Reproduce the data exactly.

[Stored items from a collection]
————
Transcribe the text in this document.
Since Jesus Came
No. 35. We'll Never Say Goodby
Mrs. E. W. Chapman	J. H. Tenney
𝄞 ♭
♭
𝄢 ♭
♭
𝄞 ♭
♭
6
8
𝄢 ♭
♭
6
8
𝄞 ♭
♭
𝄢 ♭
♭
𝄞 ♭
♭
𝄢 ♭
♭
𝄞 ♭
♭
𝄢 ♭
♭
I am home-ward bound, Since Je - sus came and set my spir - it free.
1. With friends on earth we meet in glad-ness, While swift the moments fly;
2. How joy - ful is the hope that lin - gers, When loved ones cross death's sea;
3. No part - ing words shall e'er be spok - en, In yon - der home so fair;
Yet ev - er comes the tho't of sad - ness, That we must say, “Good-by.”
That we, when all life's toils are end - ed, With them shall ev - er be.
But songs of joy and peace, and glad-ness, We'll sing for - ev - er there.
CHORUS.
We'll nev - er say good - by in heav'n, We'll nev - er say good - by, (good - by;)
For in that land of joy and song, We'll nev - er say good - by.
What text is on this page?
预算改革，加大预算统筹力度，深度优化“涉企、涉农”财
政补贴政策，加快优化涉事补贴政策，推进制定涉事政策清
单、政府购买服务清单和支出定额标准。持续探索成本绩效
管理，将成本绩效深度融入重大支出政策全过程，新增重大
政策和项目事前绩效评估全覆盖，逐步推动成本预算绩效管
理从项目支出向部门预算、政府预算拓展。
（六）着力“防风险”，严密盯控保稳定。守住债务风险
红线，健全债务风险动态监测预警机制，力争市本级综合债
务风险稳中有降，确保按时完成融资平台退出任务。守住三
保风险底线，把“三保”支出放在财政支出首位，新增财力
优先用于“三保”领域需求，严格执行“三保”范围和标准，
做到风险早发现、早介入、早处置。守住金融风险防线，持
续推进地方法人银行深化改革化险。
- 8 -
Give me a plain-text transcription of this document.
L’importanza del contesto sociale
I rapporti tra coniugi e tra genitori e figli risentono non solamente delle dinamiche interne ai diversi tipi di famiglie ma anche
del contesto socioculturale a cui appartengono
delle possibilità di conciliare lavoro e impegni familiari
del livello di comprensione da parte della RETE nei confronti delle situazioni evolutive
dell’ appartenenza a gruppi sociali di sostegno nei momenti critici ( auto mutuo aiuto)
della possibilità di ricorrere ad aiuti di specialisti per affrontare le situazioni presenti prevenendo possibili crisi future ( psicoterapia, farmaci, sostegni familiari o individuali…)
————
(Output)
Transcribe the text in this document.
Since Jesus Came
No. 35. We'll Never Say Goodby
Mrs. E. W. Chapman	J. H. Tenney
𝄞 ♭
♭
𝄢 ♭
♭
𝄞 ♭
♭
6
8
𝄢 ♭
♭
6
8
𝄞 ♭
♭
𝄢 ♭
♭
𝄞 ♭
♭
𝄢 ♭
♭
𝄞 ♭
♭
𝄢 ♭
♭
I am home-ward bound, Since Je - sus came and set my spir - it free.
1. With friends on earth we meet in glad-ness, While swift the moments fly;
2. How joy - ful is the hope that lin - gers, When loved ones cross death's sea;
3. No part - ing words shall e'er be spok - en, In yon - der home so fair;
Yet ev - er comes the tho't of sad - ness, That we must say, “Good-by.”
That we, when all life's toils are end - ed, With them shall ev - er be.
But songs of joy and peace, and glad-ness, We'll sing for - ev - er there.
CHORUS.
We'll nev - er say good - by in heav'n, We'll nev - er say good - by, (good - by;)
For in that land of joy and song, We'll nev - er say good - by.
What text is on this page?
预算改革，加大预算统筹力度，深度优化“涉企、涉农”财
政补贴政策，加快优化涉事补贴政策，推进制定涉事政策清
单、政府购买服务清单和支出定额标准。持续探索成本绩效
管理，将成本绩效深度融入重大支出政策全过程，新增重大
政策和项目事前绩效评估全覆盖，逐步推动成本预算绩效管
理从项目支出向部门预算、政府预算拓展。
（六）着力“防风险”，严密盯控保稳定。守住债务风险
红线，健全债务风险动态监测预警机制，力争市本级综合债
务风险稳中有降，确保按时完成融资平台退出任务。守住三
保风险底线，把“三保”支出放在财政支出首位，新增财力
优先用于“三保”领域需求，严格执行“三保”范围和标准，
做到风险早发现、早介入、早处置。守住金融风险防线，持
续推进地方法人银行深化改革化险。
- 8 -
Give me a plain-text transcription of this document.
L’importanza del contesto sociale
I rapporti tra coniugi e tra genitori e figli risentono non solamente delle dinamiche interne ai diversi tipi di famiglie ma anche
del contesto socioculturale a cui appartengono
delle possibilità di conciliare lavoro e impegni familiari
del livello di comprensione da parte della RETE nei confronti delle situazioni evolutive
dell’ appartenenza a gruppi sociali di sostegno nei momenti critici ( auto mutuo aiuto)
della possibilità di ricorrere ad aiuti di specialisti per affrontare le situazioni presenti prevenendo possibili crisi future ( psicoterapia, farmaci, sostegni familiari o individuali…)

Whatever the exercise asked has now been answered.